PROBLEM REQUIREMENTS:
Exclude all pictures, then copy each of the records exactly as written.

DATA SECTION:
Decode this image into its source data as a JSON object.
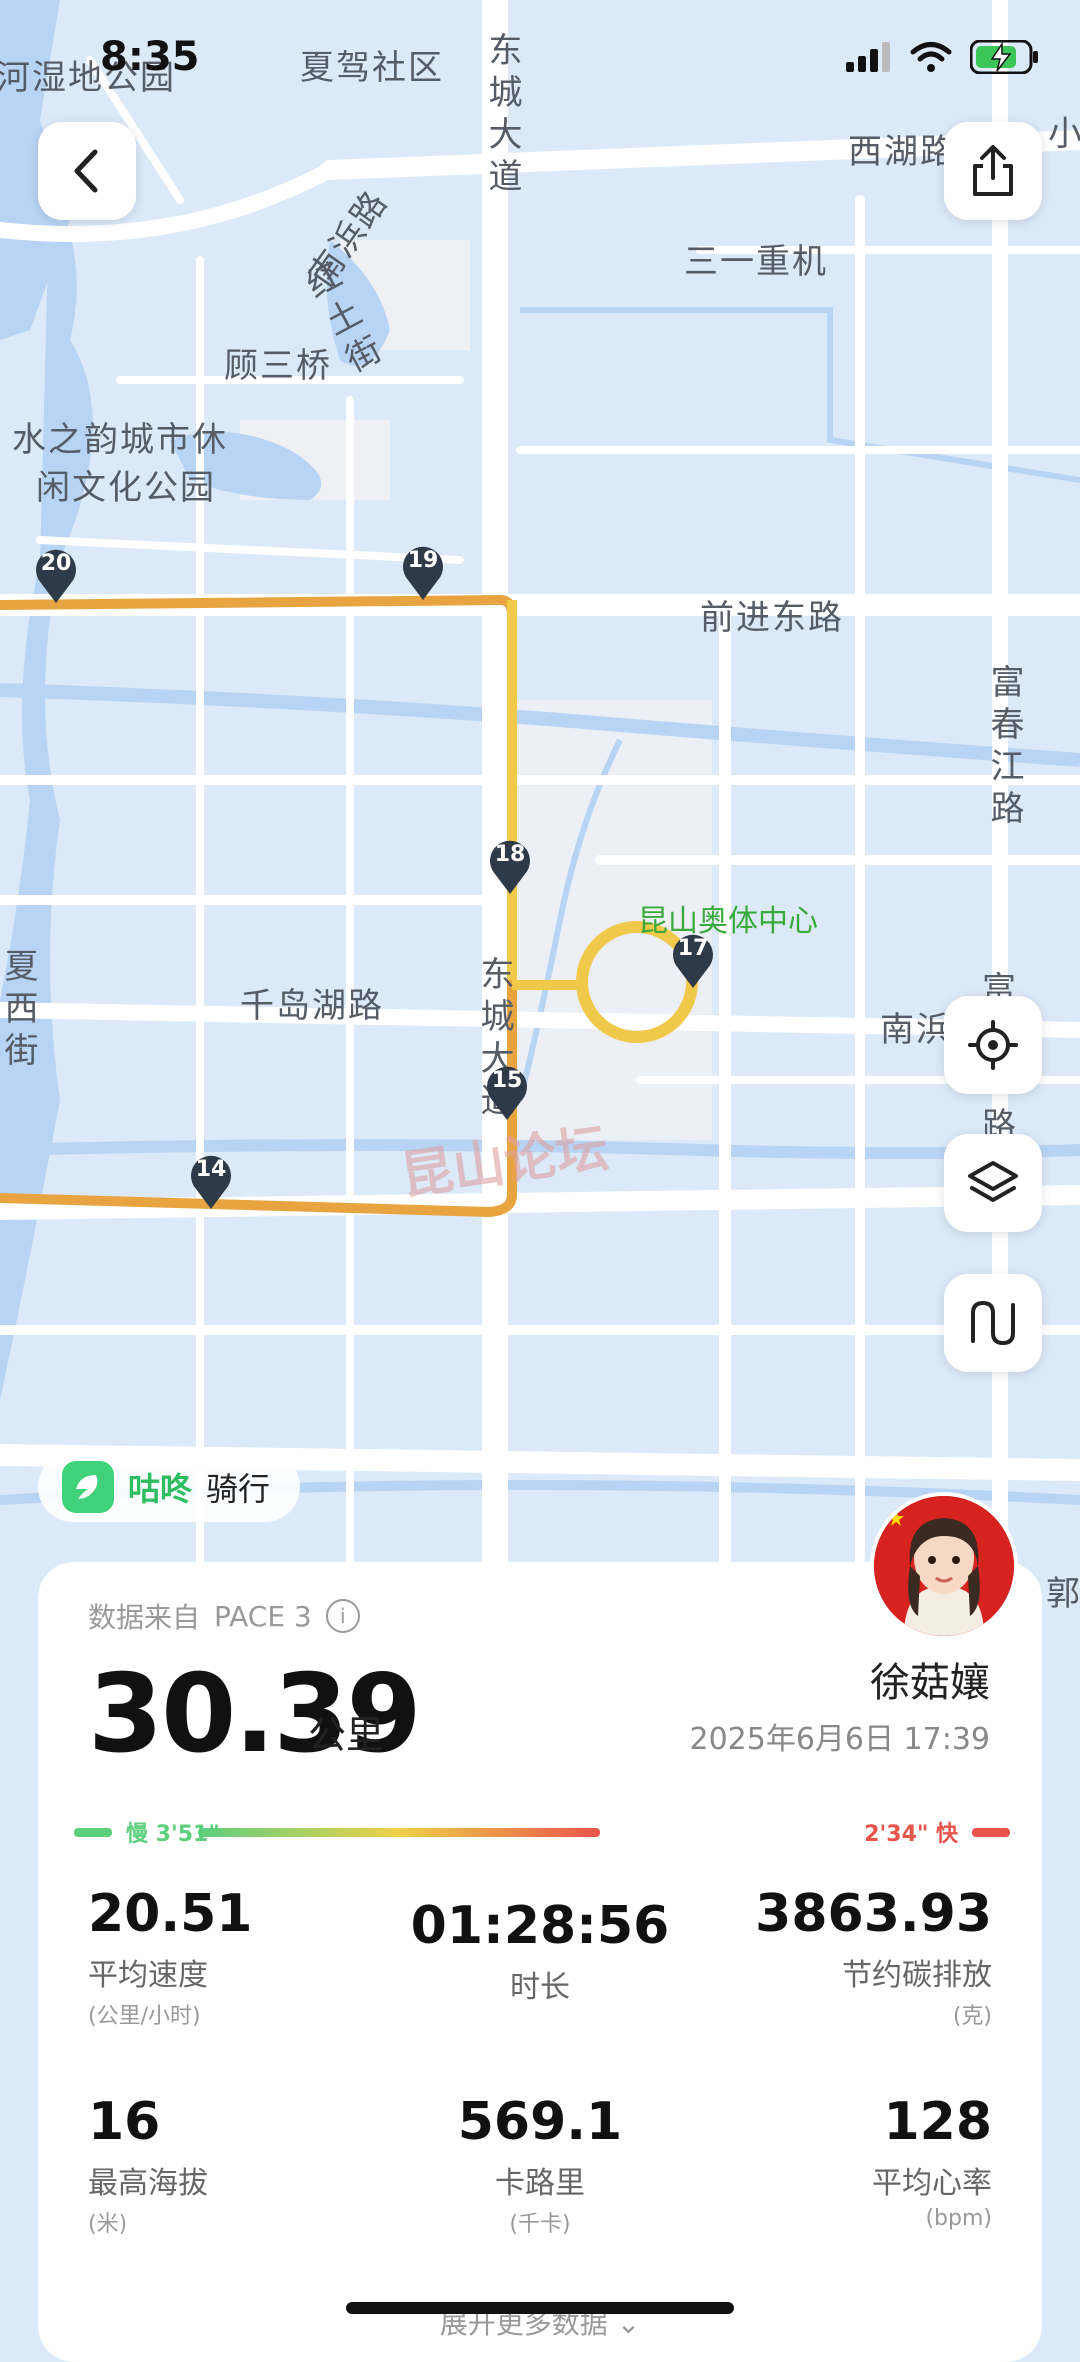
{
  "status_bar": {
    "time": "8:35"
  },
  "map": {
    "labels": [
      {
        "text": "河湿地公园",
        "cls": "",
        "style": "left:-4px;top:50px"
      },
      {
        "text": "夏驾社区",
        "cls": "",
        "style": "left:300px;top:40px"
      },
      {
        "text": "东城大道",
        "cls": "vert",
        "style": "left:478px;top:32px"
      },
      {
        "text": "西湖路",
        "cls": "",
        "style": "left:848px;top:124px"
      },
      {
        "text": "小",
        "cls": "",
        "style": "left:1048px;top:106px"
      },
      {
        "text": "三一重机",
        "cls": "",
        "style": "left:684px;top:234px"
      },
      {
        "text": "南浜路",
        "cls": "",
        "style": "left:292px;top:212px;transform:rotate(-55deg)"
      },
      {
        "text": "红土街",
        "cls": "vert",
        "style": "left:318px;top:258px;transform:rotate(-28deg)"
      },
      {
        "text": "顾三桥",
        "cls": "",
        "style": "left:224px;top:338px"
      },
      {
        "text": "水之韵城市休",
        "cls": "",
        "style": "left:12px;top:412px"
      },
      {
        "text": "闲文化公园",
        "cls": "",
        "style": "left:36px;top:460px"
      },
      {
        "text": "前进东路",
        "cls": "",
        "style": "left:700px;top:590px"
      },
      {
        "text": "富春江路",
        "cls": "vert",
        "style": "left:980px;top:664px"
      },
      {
        "text": "昆山奥体中心",
        "cls": "green",
        "style": "left:638px;top:896px"
      },
      {
        "text": "东城大道",
        "cls": "vert",
        "style": "left:470px;top:956px"
      },
      {
        "text": "千岛湖路",
        "cls": "",
        "style": "left:240px;top:978px"
      },
      {
        "text": "南浜",
        "cls": "",
        "style": "left:880px;top:1002px"
      },
      {
        "text": "富",
        "cls": "",
        "style": "left:982px;top:962px"
      },
      {
        "text": "路",
        "cls": "",
        "style": "left:982px;top:1098px"
      },
      {
        "text": "夏西街",
        "cls": "vert",
        "style": "left:-6px;top:948px"
      },
      {
        "text": "郭",
        "cls": "",
        "style": "left:1046px;top:1566px"
      }
    ],
    "markers": [
      {
        "label": "20",
        "style": "left:33px;top:545px"
      },
      {
        "label": "19",
        "style": "left:400px;top:542px"
      },
      {
        "label": "18",
        "style": "left:487px;top:836px"
      },
      {
        "label": "17",
        "style": "left:670px;top:930px"
      },
      {
        "label": "15",
        "style": "left:484px;top:1062px"
      },
      {
        "label": "14",
        "style": "left:188px;top:1151px"
      }
    ],
    "watermark": "昆山论坛"
  },
  "controls": {
    "back": "chevron-left-icon",
    "share": "share-icon",
    "locate": "locate-icon",
    "layers": "layers-icon",
    "route": "route-icon"
  },
  "brand": {
    "name": "咕咚",
    "activity": "骑行"
  },
  "summary": {
    "source_label": "数据来自",
    "source_device": "PACE 3",
    "distance": "30.39",
    "distance_unit": "公里",
    "user": "徐菇孃",
    "date": "2025年6月6日 17:39",
    "pace_slow": "慢 3'51\"",
    "pace_fast": "2'34\" 快",
    "stats": [
      {
        "value": "20.51",
        "label": "平均速度",
        "unit": "(公里/小时)"
      },
      {
        "value": "01:28:56",
        "label": "时长",
        "unit": ""
      },
      {
        "value": "3863.93",
        "label": "节约碳排放",
        "unit": "(克)"
      },
      {
        "value": "16",
        "label": "最高海拔",
        "unit": "(米)"
      },
      {
        "value": "569.1",
        "label": "卡路里",
        "unit": "(千卡)"
      },
      {
        "value": "128",
        "label": "平均心率",
        "unit": "(bpm)"
      }
    ],
    "expand": "展开更多数据"
  },
  "colors": {
    "route_orange": "#e8a441",
    "route_yellow": "#f0c84a",
    "marker": "#2f3a48",
    "pace_green": "#5ccf7d",
    "pace_red": "#e8544a"
  }
}
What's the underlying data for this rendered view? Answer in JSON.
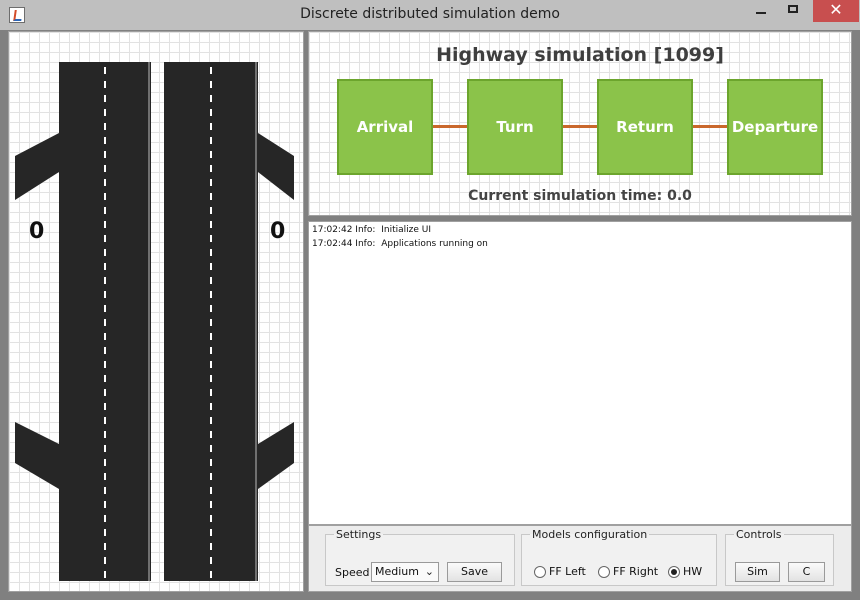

THE RESULT:
Decode this image into its source data as a JSON object.
{
  "status_bar": {
    "time": "8:35"
  },
  "map": {
    "labels": [
      {
        "text": "河湿地公园",
        "cls": "",
        "style": "left:-4px;top:50px"
      },
      {
        "text": "夏驾社区",
        "cls": "",
        "style": "left:300px;top:40px"
      },
      {
        "text": "东城大道",
        "cls": "vert",
        "style": "left:478px;top:32px"
      },
      {
        "text": "西湖路",
        "cls": "",
        "style": "left:848px;top:124px"
      },
      {
        "text": "小",
        "cls": "",
        "style": "left:1048px;top:106px"
      },
      {
        "text": "三一重机",
        "cls": "",
        "style": "left:684px;top:234px"
      },
      {
        "text": "南浜路",
        "cls": "",
        "style": "left:292px;top:212px;transform:rotate(-55deg)"
      },
      {
        "text": "红土街",
        "cls": "vert",
        "style": "left:318px;top:258px;transform:rotate(-28deg)"
      },
      {
        "text": "顾三桥",
        "cls": "",
        "style": "left:224px;top:338px"
      },
      {
        "text": "水之韵城市休",
        "cls": "",
        "style": "left:12px;top:412px"
      },
      {
        "text": "闲文化公园",
        "cls": "",
        "style": "left:36px;top:460px"
      },
      {
        "text": "前进东路",
        "cls": "",
        "style": "left:700px;top:590px"
      },
      {
        "text": "富春江路",
        "cls": "vert",
        "style": "left:980px;top:664px"
      },
      {
        "text": "昆山奥体中心",
        "cls": "green",
        "style": "left:638px;top:896px"
      },
      {
        "text": "东城大道",
        "cls": "vert",
        "style": "left:470px;top:956px"
      },
      {
        "text": "千岛湖路",
        "cls": "",
        "style": "left:240px;top:978px"
      },
      {
        "text": "南浜",
        "cls": "",
        "style": "left:880px;top:1002px"
      },
      {
        "text": "富",
        "cls": "",
        "style": "left:982px;top:962px"
      },
      {
        "text": "路",
        "cls": "",
        "style": "left:982px;top:1098px"
      },
      {
        "text": "夏西街",
        "cls": "vert",
        "style": "left:-6px;top:948px"
      },
      {
        "text": "郭",
        "cls": "",
        "style": "left:1046px;top:1566px"
      }
    ],
    "markers": [
      {
        "label": "20",
        "style": "left:33px;top:545px"
      },
      {
        "label": "19",
        "style": "left:400px;top:542px"
      },
      {
        "label": "18",
        "style": "left:487px;top:836px"
      },
      {
        "label": "17",
        "style": "left:670px;top:930px"
      },
      {
        "label": "15",
        "style": "left:484px;top:1062px"
      },
      {
        "label": "14",
        "style": "left:188px;top:1151px"
      }
    ],
    "watermark": "昆山论坛"
  },
  "controls": {
    "back": "chevron-left-icon",
    "share": "share-icon",
    "locate": "locate-icon",
    "layers": "layers-icon",
    "route": "route-icon"
  },
  "brand": {
    "name": "咕咚",
    "activity": "骑行"
  },
  "summary": {
    "source_label": "数据来自",
    "source_device": "PACE 3",
    "distance": "30.39",
    "distance_unit": "公里",
    "user": "徐菇孃",
    "date": "2025年6月6日 17:39",
    "pace_slow": "慢 3'51\"",
    "pace_fast": "2'34\" 快",
    "stats": [
      {
        "value": "20.51",
        "label": "平均速度",
        "unit": "(公里/小时)"
      },
      {
        "value": "01:28:56",
        "label": "时长",
        "unit": ""
      },
      {
        "value": "3863.93",
        "label": "节约碳排放",
        "unit": "(克)"
      },
      {
        "value": "16",
        "label": "最高海拔",
        "unit": "(米)"
      },
      {
        "value": "569.1",
        "label": "卡路里",
        "unit": "(千卡)"
      },
      {
        "value": "128",
        "label": "平均心率",
        "unit": "(bpm)"
      }
    ],
    "expand": "展开更多数据"
  },
  "colors": {
    "route_orange": "#e8a441",
    "route_yellow": "#f0c84a",
    "marker": "#2f3a48",
    "pace_green": "#5ccf7d",
    "pace_red": "#e8544a"
  }
}
What's the underlying data for this rendered view? Answer in JSON.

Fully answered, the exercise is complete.